* begin Data records *

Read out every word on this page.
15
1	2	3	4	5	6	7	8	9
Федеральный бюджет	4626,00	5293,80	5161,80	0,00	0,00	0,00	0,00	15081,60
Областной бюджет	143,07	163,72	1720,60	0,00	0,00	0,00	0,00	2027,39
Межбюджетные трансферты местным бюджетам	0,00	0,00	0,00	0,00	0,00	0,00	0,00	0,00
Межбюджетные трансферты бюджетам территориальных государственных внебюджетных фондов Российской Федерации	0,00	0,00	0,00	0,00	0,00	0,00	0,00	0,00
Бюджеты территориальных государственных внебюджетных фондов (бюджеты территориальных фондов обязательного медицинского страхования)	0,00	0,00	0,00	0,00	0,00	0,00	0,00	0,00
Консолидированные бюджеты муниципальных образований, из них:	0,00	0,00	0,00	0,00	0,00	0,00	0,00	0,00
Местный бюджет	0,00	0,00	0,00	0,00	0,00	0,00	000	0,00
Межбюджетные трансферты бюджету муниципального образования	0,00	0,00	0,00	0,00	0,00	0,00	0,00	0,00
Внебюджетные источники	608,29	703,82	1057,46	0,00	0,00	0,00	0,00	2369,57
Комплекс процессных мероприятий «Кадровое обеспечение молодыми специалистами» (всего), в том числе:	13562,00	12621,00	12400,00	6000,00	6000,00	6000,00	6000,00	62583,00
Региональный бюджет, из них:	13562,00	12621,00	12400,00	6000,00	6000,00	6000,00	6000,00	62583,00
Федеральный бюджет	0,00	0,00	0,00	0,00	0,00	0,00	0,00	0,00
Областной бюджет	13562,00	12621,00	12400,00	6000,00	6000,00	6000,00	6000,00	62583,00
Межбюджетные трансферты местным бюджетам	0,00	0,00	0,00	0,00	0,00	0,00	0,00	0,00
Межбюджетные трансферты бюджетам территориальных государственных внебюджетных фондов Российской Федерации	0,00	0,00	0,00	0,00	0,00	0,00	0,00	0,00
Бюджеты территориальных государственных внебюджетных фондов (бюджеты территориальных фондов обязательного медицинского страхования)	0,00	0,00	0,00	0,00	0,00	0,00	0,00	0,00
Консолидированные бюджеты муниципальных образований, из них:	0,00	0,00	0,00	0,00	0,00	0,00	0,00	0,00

* end Data records *

Go through the records and print each one exactly.

Read out every word on this page.
15
1	2	3	4	5	6	7	8	9
Федеральный бюджет	4626,00	5293,80	5161,80	0,00	0,00	0,00	0,00	15081,60
Областной бюджет	143,07	163,72	1720,60	0,00	0,00	0,00	0,00	2027,39
Межбюджетные трансферты местным бюджетам	0,00	0,00	0,00	0,00	0,00	0,00	0,00	0,00
Межбюджетные трансферты бюджетам территориальных государственных внебюджетных фондов Российской Федерации	0,00	0,00	0,00	0,00	0,00	0,00	0,00	0,00
Бюджеты территориальных государственных внебюджетных фондов (бюджеты территориальных фондов обязательного медицинского страхования)	0,00	0,00	0,00	0,00	0,00	0,00	0,00	0,00
Консолидированные бюджеты муниципальных образований, из них:	0,00	0,00	0,00	0,00	0,00	0,00	0,00	0,00
Местный бюджет	0,00	0,00	0,00	0,00	0,00	0,00	000	0,00
Межбюджетные трансферты бюджету муниципального образования	0,00	0,00	0,00	0,00	0,00	0,00	0,00	0,00
Внебюджетные источники	608,29	703,82	1057,46	0,00	0,00	0,00	0,00	2369,57
Комплекс процессных мероприятий «Кадровое обеспечение молодыми специалистами» (всего), в том числе:	13562,00	12621,00	12400,00	6000,00	6000,00	6000,00	6000,00	62583,00
Региональный бюджет, из них:	13562,00	12621,00	12400,00	6000,00	6000,00	6000,00	6000,00	62583,00
Федеральный бюджет	0,00	0,00	0,00	0,00	0,00	0,00	0,00	0,00
Областной бюджет	13562,00	12621,00	12400,00	6000,00	6000,00	6000,00	6000,00	62583,00
Межбюджетные трансферты местным бюджетам	0,00	0,00	0,00	0,00	0,00	0,00	0,00	0,00
Межбюджетные трансферты бюджетам территориальных государственных внебюджетных фондов Российской Федерации	0,00	0,00	0,00	0,00	0,00	0,00	0,00	0,00
Бюджеты территориальных государственных внебюджетных фондов (бюджеты территориальных фондов обязательного медицинского страхования)	0,00	0,00	0,00	0,00	0,00	0,00	0,00	0,00
Консолидированные бюджеты муниципальных образований, из них:	0,00	0,00	0,00	0,00	0,00	0,00	0,00	0,00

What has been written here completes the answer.